____ Texte du document

L’IA au service de la guerre : Israël-Iran en duel de propagande

L’IA au service de la guerre : Israël-Iran en duel de propagande

Israël et l’Iran mènent une guerre d’information assistée par l’intelligence artificielle, déployant deepfakes, bots et récits rivaux pour dominer le récit.

En résumé

Israël et l’Iran sont engagés dans une guerre de propagande numérique alimentée par l’intelligence artificielle (IA). Chacun produit des vidéos trafiquées, des deepfakes, des narrations polarisées pour gagner les esprits. Israël dispose d’un avantage qualitatif dans la technologie et l’expertise, tandis que l’Iran joue le nombre et exploite le mécontentement intérieur — mais il peine à convaincre sa propre population à cause des dysfonctionnements économiques et de la corruption du clergé. L’opération militaire israélo-américaine de juin 2025, visant à détruire les capacités nucléaires iraniennes, a été accompagnée par une offensive médiatique digitale. L’Iran a répondu avec des ripostes cyber, des campagnes de désinformation et des vidéos manipulées pour influencer l’opinion. Dans ce conflit, le récit compte presque autant que les munitions : contrôler la narration est devenu une arme stratégique à part entière.

________

→ Consignes
a – Selon l'article sur la propagande entre Israël et l'Iran, quel était le but de l'opération militaire israélo-américaine de juin 2025 ?
b – Reprenez l'article sur la propagande entre Israël et l'Iran après sa dernière phrase et poursuivez sa rédaction.
Les enregistrements n'ont aucun rapport avec l'article sur la propagande entre Israël et l'Iran.

____ Enregistrements fournis

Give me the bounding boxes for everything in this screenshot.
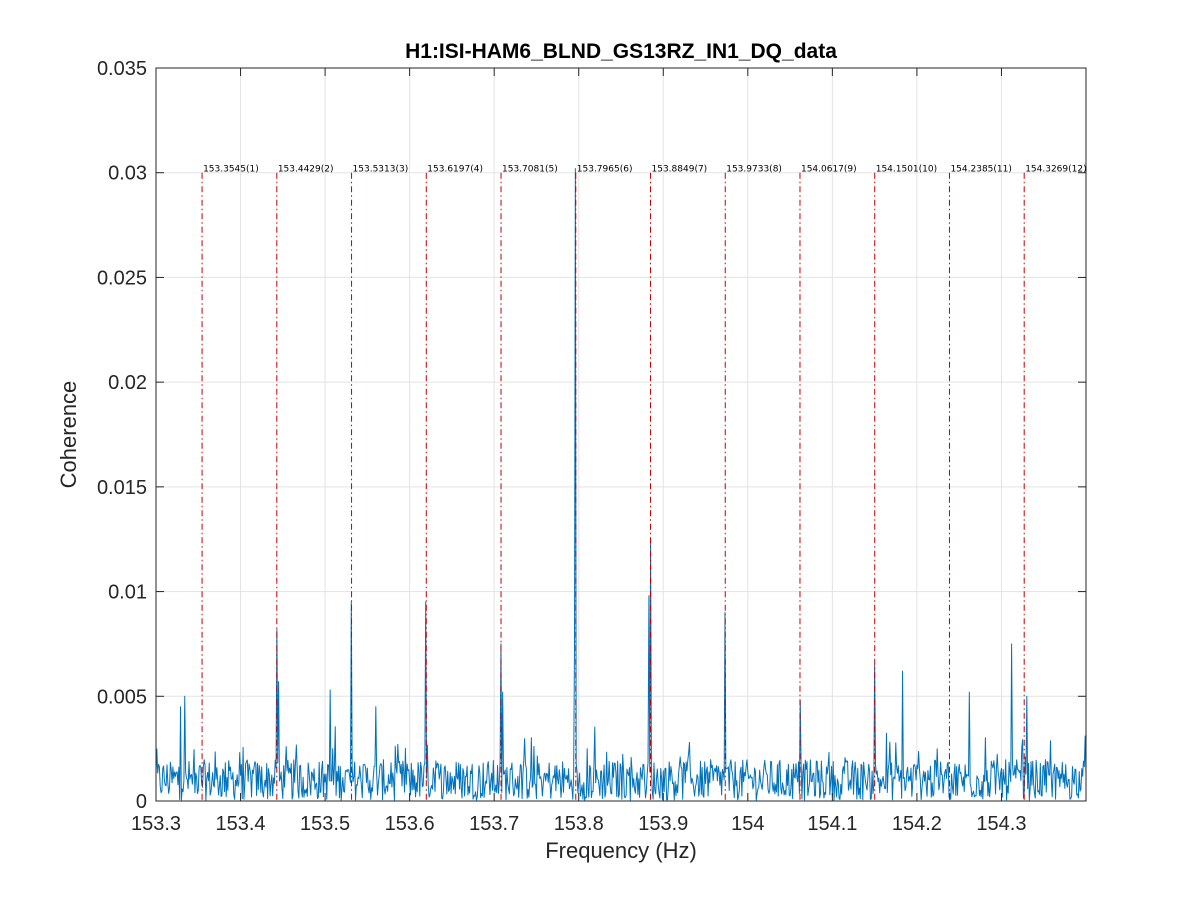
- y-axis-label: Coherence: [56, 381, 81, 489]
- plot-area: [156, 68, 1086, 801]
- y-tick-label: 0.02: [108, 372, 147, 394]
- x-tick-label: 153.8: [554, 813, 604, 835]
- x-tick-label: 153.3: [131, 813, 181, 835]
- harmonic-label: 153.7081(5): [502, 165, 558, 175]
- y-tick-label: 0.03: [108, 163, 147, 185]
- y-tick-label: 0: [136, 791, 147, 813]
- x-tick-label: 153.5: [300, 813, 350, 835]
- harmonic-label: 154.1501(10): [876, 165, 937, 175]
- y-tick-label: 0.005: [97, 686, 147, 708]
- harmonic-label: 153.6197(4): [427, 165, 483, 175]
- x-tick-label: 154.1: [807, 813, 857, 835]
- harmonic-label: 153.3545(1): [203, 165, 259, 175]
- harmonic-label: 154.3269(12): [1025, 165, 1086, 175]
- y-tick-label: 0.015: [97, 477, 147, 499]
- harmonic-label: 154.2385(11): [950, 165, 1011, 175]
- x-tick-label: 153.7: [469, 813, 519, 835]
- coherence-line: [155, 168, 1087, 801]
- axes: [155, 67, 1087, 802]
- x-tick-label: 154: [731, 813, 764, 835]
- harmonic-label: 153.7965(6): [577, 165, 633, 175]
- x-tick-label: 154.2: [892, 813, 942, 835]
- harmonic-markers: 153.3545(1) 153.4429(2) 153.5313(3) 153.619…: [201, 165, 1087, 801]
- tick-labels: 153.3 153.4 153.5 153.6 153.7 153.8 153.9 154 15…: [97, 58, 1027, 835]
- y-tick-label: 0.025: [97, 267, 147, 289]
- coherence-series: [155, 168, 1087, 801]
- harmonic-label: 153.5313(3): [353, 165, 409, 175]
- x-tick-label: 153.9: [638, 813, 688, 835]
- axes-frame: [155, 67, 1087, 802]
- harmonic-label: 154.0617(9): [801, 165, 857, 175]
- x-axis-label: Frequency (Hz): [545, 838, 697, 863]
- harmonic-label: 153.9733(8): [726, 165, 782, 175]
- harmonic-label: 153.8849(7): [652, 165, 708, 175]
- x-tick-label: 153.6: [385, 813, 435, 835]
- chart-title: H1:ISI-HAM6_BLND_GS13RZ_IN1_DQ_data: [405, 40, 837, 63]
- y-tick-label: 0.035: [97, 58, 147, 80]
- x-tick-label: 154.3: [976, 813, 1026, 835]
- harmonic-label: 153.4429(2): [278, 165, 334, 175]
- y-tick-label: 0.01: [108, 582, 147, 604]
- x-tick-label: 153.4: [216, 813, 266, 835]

________
____ Enregistrements fournis

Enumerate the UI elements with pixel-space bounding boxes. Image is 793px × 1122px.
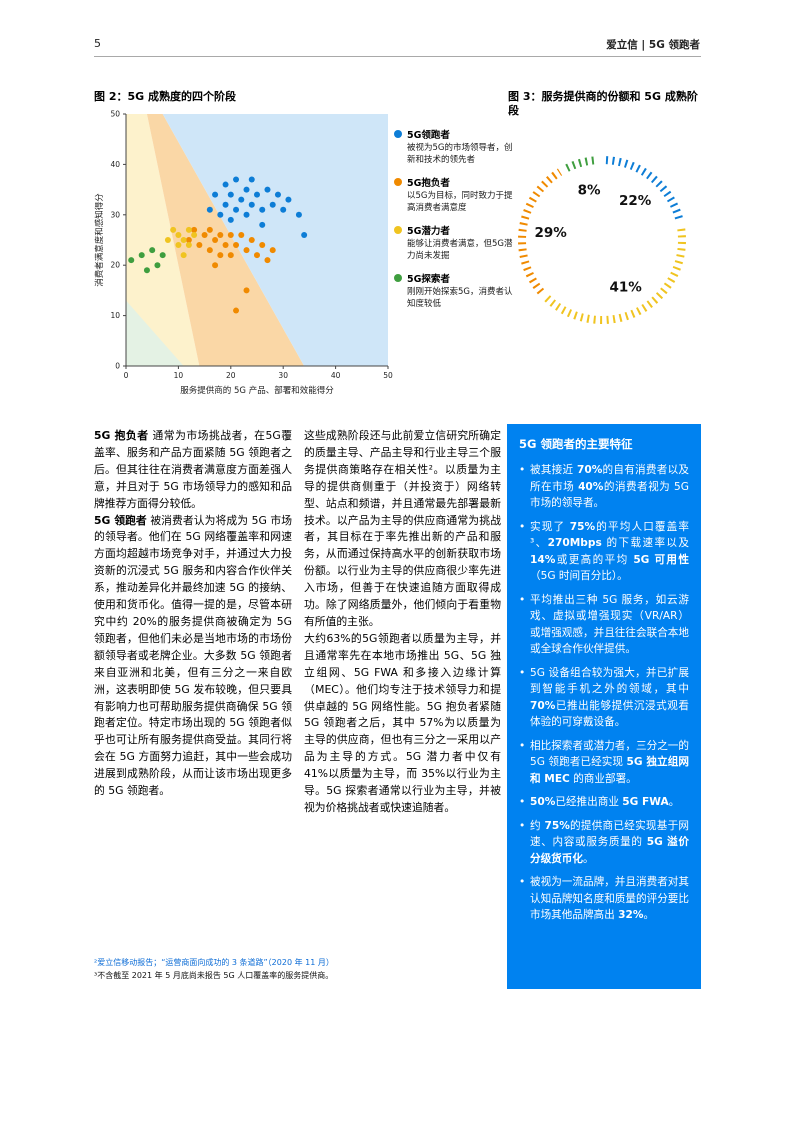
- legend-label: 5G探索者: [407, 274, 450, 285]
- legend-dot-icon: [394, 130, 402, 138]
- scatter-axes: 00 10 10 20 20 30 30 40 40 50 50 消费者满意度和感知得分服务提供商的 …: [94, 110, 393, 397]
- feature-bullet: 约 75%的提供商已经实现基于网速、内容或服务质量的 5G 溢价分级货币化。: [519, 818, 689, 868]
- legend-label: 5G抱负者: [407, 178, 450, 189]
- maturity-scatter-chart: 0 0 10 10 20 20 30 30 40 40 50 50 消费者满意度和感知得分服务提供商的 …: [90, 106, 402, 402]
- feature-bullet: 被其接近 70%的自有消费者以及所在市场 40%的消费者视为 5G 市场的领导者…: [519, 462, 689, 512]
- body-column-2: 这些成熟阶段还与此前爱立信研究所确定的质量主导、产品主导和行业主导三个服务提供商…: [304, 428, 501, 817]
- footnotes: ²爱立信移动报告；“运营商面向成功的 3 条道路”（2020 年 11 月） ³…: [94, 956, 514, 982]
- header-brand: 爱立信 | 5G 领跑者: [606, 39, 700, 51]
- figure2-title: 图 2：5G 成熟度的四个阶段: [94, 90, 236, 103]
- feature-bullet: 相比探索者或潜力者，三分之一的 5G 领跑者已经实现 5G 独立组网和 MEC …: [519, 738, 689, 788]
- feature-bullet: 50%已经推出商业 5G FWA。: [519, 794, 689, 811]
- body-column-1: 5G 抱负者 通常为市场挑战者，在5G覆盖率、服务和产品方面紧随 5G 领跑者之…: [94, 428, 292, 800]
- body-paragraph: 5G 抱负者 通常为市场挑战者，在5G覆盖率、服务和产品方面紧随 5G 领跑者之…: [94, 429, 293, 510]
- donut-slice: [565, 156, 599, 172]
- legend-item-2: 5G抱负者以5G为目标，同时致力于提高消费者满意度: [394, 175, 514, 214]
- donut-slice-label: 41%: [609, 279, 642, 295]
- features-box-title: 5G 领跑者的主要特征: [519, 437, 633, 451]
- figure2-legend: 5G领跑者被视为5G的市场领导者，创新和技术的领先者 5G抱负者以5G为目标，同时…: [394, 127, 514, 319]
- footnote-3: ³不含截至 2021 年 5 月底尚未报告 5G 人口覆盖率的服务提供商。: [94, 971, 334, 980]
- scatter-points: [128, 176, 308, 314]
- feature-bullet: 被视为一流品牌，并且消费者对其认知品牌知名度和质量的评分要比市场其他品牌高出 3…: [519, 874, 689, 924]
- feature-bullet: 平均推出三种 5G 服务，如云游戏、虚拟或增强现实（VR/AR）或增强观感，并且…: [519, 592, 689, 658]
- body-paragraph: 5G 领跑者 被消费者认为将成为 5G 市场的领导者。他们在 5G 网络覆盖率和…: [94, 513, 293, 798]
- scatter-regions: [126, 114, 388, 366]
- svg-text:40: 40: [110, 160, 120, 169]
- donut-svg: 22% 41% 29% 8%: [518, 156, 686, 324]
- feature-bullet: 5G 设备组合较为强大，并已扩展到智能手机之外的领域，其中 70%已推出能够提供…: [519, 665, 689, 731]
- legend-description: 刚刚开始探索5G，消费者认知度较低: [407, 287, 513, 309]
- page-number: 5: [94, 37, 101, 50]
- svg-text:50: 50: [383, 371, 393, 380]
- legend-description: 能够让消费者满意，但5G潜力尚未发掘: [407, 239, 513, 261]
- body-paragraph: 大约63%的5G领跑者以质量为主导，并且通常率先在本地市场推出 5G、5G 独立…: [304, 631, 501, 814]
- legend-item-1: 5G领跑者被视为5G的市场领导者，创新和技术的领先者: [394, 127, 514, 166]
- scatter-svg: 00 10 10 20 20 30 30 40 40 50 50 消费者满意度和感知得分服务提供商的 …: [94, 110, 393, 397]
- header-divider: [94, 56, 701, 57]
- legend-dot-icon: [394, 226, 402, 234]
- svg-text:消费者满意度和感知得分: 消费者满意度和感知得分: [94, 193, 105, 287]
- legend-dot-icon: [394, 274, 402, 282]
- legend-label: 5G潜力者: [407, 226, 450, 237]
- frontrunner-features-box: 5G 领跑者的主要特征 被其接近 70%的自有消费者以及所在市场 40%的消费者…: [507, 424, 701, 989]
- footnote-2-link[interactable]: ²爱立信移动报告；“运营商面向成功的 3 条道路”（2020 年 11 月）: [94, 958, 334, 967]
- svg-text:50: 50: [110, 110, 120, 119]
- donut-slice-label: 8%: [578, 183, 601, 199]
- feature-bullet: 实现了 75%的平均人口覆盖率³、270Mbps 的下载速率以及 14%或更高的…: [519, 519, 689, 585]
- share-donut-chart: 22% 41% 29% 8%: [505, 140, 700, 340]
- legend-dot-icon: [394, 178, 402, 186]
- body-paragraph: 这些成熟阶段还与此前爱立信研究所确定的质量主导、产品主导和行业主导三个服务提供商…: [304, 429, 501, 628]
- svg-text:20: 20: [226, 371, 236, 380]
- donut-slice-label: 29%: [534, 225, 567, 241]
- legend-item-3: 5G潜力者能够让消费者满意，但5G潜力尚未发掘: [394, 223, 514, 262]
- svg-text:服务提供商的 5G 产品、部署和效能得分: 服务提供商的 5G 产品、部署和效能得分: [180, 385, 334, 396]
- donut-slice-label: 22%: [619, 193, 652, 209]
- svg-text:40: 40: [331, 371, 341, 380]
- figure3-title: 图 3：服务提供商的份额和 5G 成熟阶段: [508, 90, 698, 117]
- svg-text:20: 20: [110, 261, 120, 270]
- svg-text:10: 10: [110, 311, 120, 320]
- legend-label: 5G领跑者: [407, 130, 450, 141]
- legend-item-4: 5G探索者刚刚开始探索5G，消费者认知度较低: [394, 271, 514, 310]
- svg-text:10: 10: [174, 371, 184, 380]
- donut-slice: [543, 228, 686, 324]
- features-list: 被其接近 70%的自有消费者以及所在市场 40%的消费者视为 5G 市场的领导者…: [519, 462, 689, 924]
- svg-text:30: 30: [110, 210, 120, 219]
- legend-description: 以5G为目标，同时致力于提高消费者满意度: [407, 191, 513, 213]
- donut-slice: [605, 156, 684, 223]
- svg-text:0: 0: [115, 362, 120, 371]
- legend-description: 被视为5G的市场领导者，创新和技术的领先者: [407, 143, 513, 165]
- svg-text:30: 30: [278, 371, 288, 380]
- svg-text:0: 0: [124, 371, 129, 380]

________

→ Réponses dans l'ordre
a – Elle visait à détruire les capacités nucléaires iraniennes.

b –
Le cadre du conflit Israel-Iran : de la confrontation armée à la guerre narrative

Le conflit entre Israël et l’Iran n’est pas nouveau : depuis la révolution de 1979, leur hostilité s’est doublée d’un affrontement idéologique, stratégique et régional. Israël, fort de ses alliances dans le Golfe et son expertise technologique, cherche à contrer l’expansion iranienne et le programme nucléaire. L’Iran, quant à lui, s’appuie sur un discours anti-occidental, une croissance démographique et un vaste réseau de proxies régionaux.

Dans cette lutte asymétrique, la guerre de l’information occupe une place centrale. Chaque camp déploie ses médias d’État, ses réseaux sociaux, ses relais diplomatiques pour influencer l’opinion intérieure et internationale, légitimer ses actions et discréditer l’adversaire. Avec l’émergence de l’IA générative, ce champ de bataille se complexifie : il devient possible de créer des vidéos, des discours, des images manipulées réalistes, appelées deepfakes, pour piloter la perception.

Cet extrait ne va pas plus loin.